PROBLEM TO SOLVE: Pick out all lines in the listing holding the string "Toivo" and copy them.

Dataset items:
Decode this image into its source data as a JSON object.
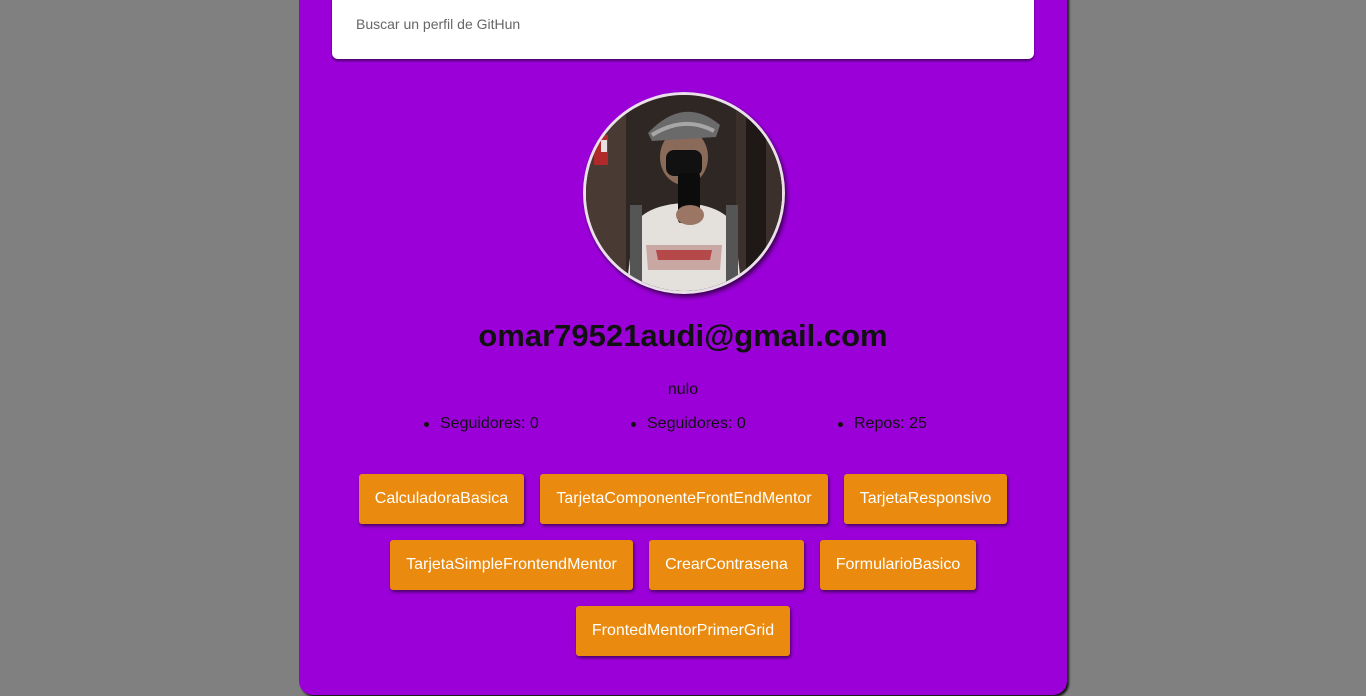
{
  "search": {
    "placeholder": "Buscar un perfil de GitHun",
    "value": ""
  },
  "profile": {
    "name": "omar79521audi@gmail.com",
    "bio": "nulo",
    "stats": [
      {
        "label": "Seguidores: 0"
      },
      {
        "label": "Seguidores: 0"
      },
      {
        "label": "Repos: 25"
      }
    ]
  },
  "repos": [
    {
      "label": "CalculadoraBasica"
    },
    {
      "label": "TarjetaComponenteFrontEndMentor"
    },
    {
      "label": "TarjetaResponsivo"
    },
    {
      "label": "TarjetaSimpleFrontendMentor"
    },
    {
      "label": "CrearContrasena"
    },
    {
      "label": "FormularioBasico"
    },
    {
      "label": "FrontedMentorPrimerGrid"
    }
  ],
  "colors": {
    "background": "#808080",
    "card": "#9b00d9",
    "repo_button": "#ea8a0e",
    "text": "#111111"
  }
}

* * *

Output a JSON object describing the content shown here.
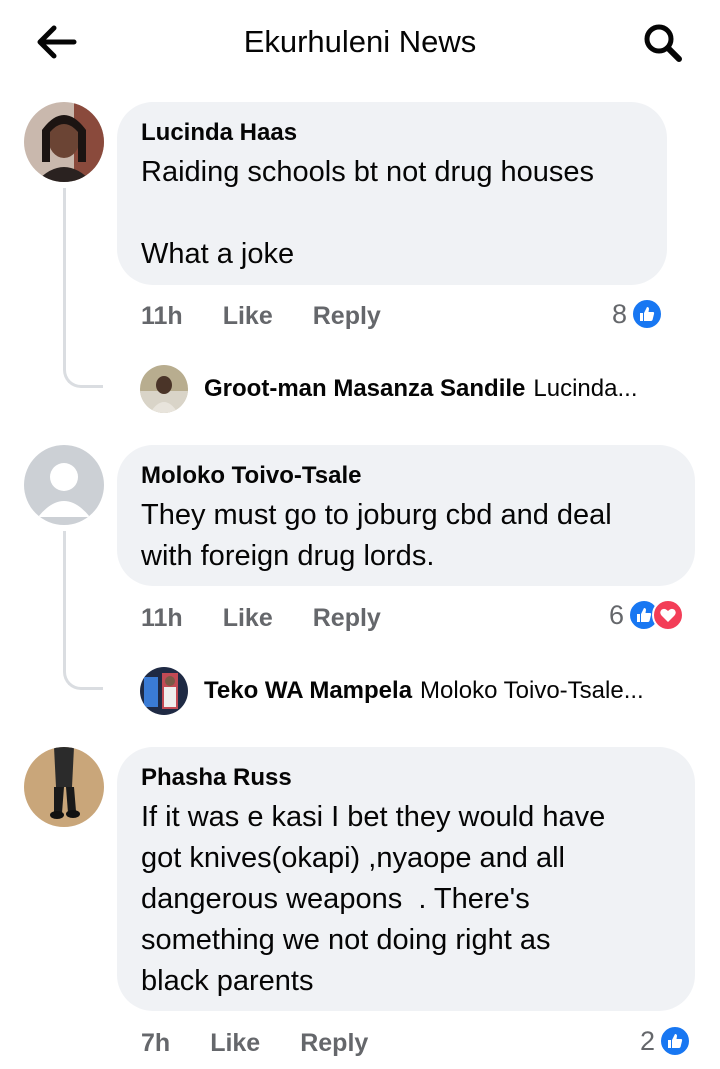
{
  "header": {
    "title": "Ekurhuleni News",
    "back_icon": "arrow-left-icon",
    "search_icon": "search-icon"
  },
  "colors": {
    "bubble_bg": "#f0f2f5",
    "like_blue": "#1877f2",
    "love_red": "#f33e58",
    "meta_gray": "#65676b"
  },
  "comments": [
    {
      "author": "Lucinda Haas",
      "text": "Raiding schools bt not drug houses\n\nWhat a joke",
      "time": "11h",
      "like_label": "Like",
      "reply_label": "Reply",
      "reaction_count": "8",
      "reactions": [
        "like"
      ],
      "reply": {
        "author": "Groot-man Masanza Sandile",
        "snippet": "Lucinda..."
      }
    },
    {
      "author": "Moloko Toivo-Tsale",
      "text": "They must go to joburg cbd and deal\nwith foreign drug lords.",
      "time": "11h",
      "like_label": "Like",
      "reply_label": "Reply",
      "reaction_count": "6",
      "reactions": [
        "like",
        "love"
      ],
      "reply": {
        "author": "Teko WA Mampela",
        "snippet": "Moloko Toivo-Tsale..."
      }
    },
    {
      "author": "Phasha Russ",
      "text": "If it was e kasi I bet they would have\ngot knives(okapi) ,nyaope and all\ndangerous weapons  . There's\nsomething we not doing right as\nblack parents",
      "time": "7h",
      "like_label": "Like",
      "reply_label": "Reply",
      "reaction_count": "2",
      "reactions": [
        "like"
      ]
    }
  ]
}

THE ANSWER:
      "author": "Moloko Toivo-Tsale",
        "snippet": "Moloko Toivo-Tsale..."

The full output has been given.